INPUT FOR THIS TASK
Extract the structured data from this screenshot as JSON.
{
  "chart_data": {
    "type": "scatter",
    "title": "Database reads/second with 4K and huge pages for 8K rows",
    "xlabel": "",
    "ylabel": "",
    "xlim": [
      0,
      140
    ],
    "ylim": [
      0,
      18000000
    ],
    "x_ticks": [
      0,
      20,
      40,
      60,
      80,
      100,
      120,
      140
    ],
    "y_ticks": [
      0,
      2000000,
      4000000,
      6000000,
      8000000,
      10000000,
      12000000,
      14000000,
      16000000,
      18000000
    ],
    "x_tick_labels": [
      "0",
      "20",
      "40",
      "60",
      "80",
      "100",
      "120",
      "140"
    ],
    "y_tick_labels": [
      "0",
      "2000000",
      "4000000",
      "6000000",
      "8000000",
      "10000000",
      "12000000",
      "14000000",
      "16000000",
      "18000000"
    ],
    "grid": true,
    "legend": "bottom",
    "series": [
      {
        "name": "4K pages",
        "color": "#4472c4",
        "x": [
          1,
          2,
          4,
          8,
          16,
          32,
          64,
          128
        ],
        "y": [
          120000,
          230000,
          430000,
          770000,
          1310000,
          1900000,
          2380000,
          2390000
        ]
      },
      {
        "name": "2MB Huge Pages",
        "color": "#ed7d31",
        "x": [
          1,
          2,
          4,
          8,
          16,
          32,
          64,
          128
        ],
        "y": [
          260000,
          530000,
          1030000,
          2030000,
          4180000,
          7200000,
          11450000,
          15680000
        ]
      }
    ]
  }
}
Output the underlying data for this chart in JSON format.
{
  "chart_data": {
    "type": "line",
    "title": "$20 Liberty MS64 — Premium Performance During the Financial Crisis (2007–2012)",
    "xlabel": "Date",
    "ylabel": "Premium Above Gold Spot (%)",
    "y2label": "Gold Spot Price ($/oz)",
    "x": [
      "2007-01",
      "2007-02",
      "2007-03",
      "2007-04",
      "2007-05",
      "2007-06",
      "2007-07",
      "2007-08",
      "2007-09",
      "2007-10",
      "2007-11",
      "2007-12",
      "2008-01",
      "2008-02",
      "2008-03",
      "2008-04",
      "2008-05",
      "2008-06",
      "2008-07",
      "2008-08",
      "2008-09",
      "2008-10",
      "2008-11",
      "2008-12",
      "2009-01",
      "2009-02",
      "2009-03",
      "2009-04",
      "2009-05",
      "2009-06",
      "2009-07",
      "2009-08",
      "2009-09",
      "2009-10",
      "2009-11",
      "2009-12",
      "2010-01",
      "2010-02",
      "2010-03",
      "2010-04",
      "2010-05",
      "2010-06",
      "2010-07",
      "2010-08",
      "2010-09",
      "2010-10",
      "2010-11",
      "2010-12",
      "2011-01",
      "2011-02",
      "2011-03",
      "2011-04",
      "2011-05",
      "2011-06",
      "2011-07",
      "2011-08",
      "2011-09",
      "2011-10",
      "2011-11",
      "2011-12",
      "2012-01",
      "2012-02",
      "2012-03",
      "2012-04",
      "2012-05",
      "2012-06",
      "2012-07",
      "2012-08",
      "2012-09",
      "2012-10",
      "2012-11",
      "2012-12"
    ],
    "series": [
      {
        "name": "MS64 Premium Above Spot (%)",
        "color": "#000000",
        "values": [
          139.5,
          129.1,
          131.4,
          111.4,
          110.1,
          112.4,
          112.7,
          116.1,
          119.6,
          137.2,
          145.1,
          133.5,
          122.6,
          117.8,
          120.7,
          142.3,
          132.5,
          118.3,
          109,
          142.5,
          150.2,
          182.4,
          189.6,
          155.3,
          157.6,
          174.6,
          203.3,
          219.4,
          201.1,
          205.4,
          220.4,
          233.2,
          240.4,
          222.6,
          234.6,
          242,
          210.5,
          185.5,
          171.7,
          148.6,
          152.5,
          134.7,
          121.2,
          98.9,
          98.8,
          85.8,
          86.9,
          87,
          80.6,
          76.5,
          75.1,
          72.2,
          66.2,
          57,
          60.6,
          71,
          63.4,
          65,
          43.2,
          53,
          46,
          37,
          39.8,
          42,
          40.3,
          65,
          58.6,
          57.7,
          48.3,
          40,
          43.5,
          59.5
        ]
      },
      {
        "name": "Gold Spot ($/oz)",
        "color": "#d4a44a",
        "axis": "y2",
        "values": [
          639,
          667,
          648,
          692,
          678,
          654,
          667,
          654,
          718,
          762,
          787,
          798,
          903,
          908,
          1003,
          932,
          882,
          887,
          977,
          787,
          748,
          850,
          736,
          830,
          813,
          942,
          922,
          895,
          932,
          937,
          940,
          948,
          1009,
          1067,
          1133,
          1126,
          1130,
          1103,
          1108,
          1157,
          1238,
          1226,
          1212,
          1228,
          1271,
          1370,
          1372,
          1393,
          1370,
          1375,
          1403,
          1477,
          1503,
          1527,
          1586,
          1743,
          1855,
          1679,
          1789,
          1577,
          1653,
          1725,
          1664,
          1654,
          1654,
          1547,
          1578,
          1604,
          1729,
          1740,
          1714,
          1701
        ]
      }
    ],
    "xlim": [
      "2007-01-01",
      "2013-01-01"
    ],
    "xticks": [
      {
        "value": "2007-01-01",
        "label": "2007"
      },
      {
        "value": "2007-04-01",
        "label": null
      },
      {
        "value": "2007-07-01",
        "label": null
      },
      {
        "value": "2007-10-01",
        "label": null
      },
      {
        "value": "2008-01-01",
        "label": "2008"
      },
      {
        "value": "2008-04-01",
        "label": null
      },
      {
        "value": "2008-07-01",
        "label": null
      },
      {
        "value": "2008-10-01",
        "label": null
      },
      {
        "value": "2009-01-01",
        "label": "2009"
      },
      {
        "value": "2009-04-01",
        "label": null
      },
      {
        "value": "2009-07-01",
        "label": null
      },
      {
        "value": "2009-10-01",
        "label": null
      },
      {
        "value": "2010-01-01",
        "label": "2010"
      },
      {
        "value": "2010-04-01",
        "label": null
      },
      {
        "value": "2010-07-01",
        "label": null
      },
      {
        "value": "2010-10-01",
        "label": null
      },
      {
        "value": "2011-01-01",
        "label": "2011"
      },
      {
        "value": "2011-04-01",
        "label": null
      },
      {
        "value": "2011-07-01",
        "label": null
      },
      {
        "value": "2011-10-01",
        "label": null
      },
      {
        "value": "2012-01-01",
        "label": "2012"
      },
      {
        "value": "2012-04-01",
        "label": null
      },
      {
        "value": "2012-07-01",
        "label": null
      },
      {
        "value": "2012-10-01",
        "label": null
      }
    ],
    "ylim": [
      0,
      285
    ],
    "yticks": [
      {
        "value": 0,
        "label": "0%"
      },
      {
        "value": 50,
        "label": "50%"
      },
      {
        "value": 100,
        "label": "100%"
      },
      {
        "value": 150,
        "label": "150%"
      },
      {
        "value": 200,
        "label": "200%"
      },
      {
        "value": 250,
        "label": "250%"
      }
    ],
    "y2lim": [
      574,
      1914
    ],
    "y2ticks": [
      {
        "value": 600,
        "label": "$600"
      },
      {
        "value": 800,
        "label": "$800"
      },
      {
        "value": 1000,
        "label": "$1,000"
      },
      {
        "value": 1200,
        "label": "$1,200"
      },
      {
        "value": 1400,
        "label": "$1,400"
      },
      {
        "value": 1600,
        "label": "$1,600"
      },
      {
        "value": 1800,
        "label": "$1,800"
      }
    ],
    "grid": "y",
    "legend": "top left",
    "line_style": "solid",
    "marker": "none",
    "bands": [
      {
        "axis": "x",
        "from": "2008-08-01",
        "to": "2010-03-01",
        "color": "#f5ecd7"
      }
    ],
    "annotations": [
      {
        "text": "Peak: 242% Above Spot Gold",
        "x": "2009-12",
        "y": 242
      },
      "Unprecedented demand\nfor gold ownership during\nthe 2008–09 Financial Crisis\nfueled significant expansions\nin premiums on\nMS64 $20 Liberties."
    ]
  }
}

REQUIRED WORK
Select every line in the material above where the string "name" occurs, and copy it.

PROBLEM SOLUTION
        "name": "4K pages",
        "name": "2MB Huge Pages",
        "name": "MS64 Premium Above Spot (%)",
        "name": "Gold Spot ($/oz)",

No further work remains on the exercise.